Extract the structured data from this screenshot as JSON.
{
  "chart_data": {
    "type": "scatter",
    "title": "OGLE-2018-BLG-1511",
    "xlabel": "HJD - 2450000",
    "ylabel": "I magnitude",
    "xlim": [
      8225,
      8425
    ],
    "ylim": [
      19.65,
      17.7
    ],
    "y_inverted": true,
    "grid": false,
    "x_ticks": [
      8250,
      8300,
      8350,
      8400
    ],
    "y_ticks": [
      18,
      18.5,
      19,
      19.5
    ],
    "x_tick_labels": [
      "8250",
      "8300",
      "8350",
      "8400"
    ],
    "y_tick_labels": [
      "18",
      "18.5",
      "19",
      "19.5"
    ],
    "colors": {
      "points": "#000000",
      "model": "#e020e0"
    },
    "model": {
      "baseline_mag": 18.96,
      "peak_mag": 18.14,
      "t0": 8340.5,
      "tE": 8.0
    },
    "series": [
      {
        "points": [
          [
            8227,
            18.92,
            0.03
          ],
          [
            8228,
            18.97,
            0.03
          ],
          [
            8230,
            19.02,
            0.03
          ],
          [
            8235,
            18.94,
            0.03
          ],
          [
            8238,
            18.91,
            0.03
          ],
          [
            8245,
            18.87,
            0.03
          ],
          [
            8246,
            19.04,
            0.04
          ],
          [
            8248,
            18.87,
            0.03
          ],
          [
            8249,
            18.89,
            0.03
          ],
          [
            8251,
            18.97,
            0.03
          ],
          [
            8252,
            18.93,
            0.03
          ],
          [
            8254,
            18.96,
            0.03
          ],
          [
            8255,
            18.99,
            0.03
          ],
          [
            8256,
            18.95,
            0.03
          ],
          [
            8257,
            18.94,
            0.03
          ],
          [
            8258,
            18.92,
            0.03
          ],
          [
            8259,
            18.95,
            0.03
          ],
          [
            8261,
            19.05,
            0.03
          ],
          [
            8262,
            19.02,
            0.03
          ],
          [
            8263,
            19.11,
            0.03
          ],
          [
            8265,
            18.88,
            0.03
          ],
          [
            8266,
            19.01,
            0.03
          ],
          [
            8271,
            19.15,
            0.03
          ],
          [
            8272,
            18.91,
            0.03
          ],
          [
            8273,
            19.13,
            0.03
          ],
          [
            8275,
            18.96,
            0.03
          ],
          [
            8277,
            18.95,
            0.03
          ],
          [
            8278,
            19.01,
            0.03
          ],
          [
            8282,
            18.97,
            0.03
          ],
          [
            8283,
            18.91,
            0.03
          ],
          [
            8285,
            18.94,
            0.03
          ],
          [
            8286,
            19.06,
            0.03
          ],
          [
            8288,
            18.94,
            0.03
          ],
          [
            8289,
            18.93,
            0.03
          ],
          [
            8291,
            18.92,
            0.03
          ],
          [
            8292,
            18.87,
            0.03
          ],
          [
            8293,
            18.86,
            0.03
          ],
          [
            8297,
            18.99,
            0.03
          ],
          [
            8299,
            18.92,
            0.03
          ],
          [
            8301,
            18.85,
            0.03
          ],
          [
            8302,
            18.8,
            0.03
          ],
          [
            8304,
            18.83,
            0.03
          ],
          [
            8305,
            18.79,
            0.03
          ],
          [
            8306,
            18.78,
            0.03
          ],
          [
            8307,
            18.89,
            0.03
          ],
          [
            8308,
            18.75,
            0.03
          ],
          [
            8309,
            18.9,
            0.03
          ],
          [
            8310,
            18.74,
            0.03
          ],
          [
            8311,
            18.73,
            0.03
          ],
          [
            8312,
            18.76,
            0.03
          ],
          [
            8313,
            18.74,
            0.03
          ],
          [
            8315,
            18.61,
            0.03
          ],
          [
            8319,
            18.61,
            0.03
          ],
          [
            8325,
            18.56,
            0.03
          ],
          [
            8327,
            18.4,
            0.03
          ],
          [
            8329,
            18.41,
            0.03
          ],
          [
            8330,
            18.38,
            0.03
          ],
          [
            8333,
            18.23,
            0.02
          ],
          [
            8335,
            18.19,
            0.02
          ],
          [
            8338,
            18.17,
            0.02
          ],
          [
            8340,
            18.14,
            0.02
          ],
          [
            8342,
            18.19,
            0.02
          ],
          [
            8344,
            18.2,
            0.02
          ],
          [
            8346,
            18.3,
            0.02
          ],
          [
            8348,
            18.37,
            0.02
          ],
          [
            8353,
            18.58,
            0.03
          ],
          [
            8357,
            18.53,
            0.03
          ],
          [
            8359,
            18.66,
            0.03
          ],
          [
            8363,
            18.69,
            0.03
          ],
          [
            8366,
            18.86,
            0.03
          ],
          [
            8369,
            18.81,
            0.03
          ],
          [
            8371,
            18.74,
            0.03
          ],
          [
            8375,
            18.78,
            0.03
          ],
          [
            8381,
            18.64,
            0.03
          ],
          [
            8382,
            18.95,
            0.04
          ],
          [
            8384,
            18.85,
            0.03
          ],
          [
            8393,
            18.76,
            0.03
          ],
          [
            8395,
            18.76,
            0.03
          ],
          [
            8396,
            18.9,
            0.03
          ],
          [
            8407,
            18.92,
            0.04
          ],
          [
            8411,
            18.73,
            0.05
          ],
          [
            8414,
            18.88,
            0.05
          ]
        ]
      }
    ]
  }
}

**Your instructions:** Please give back all of the records exactly as written.

**Output of the task:**
Extract the structured data from this screenshot as JSON.
{
  "chart_data": {
    "type": "scatter",
    "title": "OGLE-2018-BLG-1511",
    "xlabel": "HJD - 2450000",
    "ylabel": "I magnitude",
    "xlim": [
      8225,
      8425
    ],
    "ylim": [
      19.65,
      17.7
    ],
    "y_inverted": true,
    "grid": false,
    "x_ticks": [
      8250,
      8300,
      8350,
      8400
    ],
    "y_ticks": [
      18,
      18.5,
      19,
      19.5
    ],
    "x_tick_labels": [
      "8250",
      "8300",
      "8350",
      "8400"
    ],
    "y_tick_labels": [
      "18",
      "18.5",
      "19",
      "19.5"
    ],
    "colors": {
      "points": "#000000",
      "model": "#e020e0"
    },
    "model": {
      "baseline_mag": 18.96,
      "peak_mag": 18.14,
      "t0": 8340.5,
      "tE": 8.0
    },
    "series": [
      {
        "points": [
          [
            8227,
            18.92,
            0.03
          ],
          [
            8228,
            18.97,
            0.03
          ],
          [
            8230,
            19.02,
            0.03
          ],
          [
            8235,
            18.94,
            0.03
          ],
          [
            8238,
            18.91,
            0.03
          ],
          [
            8245,
            18.87,
            0.03
          ],
          [
            8246,
            19.04,
            0.04
          ],
          [
            8248,
            18.87,
            0.03
          ],
          [
            8249,
            18.89,
            0.03
          ],
          [
            8251,
            18.97,
            0.03
          ],
          [
            8252,
            18.93,
            0.03
          ],
          [
            8254,
            18.96,
            0.03
          ],
          [
            8255,
            18.99,
            0.03
          ],
          [
            8256,
            18.95,
            0.03
          ],
          [
            8257,
            18.94,
            0.03
          ],
          [
            8258,
            18.92,
            0.03
          ],
          [
            8259,
            18.95,
            0.03
          ],
          [
            8261,
            19.05,
            0.03
          ],
          [
            8262,
            19.02,
            0.03
          ],
          [
            8263,
            19.11,
            0.03
          ],
          [
            8265,
            18.88,
            0.03
          ],
          [
            8266,
            19.01,
            0.03
          ],
          [
            8271,
            19.15,
            0.03
          ],
          [
            8272,
            18.91,
            0.03
          ],
          [
            8273,
            19.13,
            0.03
          ],
          [
            8275,
            18.96,
            0.03
          ],
          [
            8277,
            18.95,
            0.03
          ],
          [
            8278,
            19.01,
            0.03
          ],
          [
            8282,
            18.97,
            0.03
          ],
          [
            8283,
            18.91,
            0.03
          ],
          [
            8285,
            18.94,
            0.03
          ],
          [
            8286,
            19.06,
            0.03
          ],
          [
            8288,
            18.94,
            0.03
          ],
          [
            8289,
            18.93,
            0.03
          ],
          [
            8291,
            18.92,
            0.03
          ],
          [
            8292,
            18.87,
            0.03
          ],
          [
            8293,
            18.86,
            0.03
          ],
          [
            8297,
            18.99,
            0.03
          ],
          [
            8299,
            18.92,
            0.03
          ],
          [
            8301,
            18.85,
            0.03
          ],
          [
            8302,
            18.8,
            0.03
          ],
          [
            8304,
            18.83,
            0.03
          ],
          [
            8305,
            18.79,
            0.03
          ],
          [
            8306,
            18.78,
            0.03
          ],
          [
            8307,
            18.89,
            0.03
          ],
          [
            8308,
            18.75,
            0.03
          ],
          [
            8309,
            18.9,
            0.03
          ],
          [
            8310,
            18.74,
            0.03
          ],
          [
            8311,
            18.73,
            0.03
          ],
          [
            8312,
            18.76,
            0.03
          ],
          [
            8313,
            18.74,
            0.03
          ],
          [
            8315,
            18.61,
            0.03
          ],
          [
            8319,
            18.61,
            0.03
          ],
          [
            8325,
            18.56,
            0.03
          ],
          [
            8327,
            18.4,
            0.03
          ],
          [
            8329,
            18.41,
            0.03
          ],
          [
            8330,
            18.38,
            0.03
          ],
          [
            8333,
            18.23,
            0.02
          ],
          [
            8335,
            18.19,
            0.02
          ],
          [
            8338,
            18.17,
            0.02
          ],
          [
            8340,
            18.14,
            0.02
          ],
          [
            8342,
            18.19,
            0.02
          ],
          [
            8344,
            18.2,
            0.02
          ],
          [
            8346,
            18.3,
            0.02
          ],
          [
            8348,
            18.37,
            0.02
          ],
          [
            8353,
            18.58,
            0.03
          ],
          [
            8357,
            18.53,
            0.03
          ],
          [
            8359,
            18.66,
            0.03
          ],
          [
            8363,
            18.69,
            0.03
          ],
          [
            8366,
            18.86,
            0.03
          ],
          [
            8369,
            18.81,
            0.03
          ],
          [
            8371,
            18.74,
            0.03
          ],
          [
            8375,
            18.78,
            0.03
          ],
          [
            8381,
            18.64,
            0.03
          ],
          [
            8382,
            18.95,
            0.04
          ],
          [
            8384,
            18.85,
            0.03
          ],
          [
            8393,
            18.76,
            0.03
          ],
          [
            8395,
            18.76,
            0.03
          ],
          [
            8396,
            18.9,
            0.03
          ],
          [
            8407,
            18.92,
            0.04
          ],
          [
            8411,
            18.73,
            0.05
          ],
          [
            8414,
            18.88,
            0.05
          ]
        ]
      }
    ]
  }
}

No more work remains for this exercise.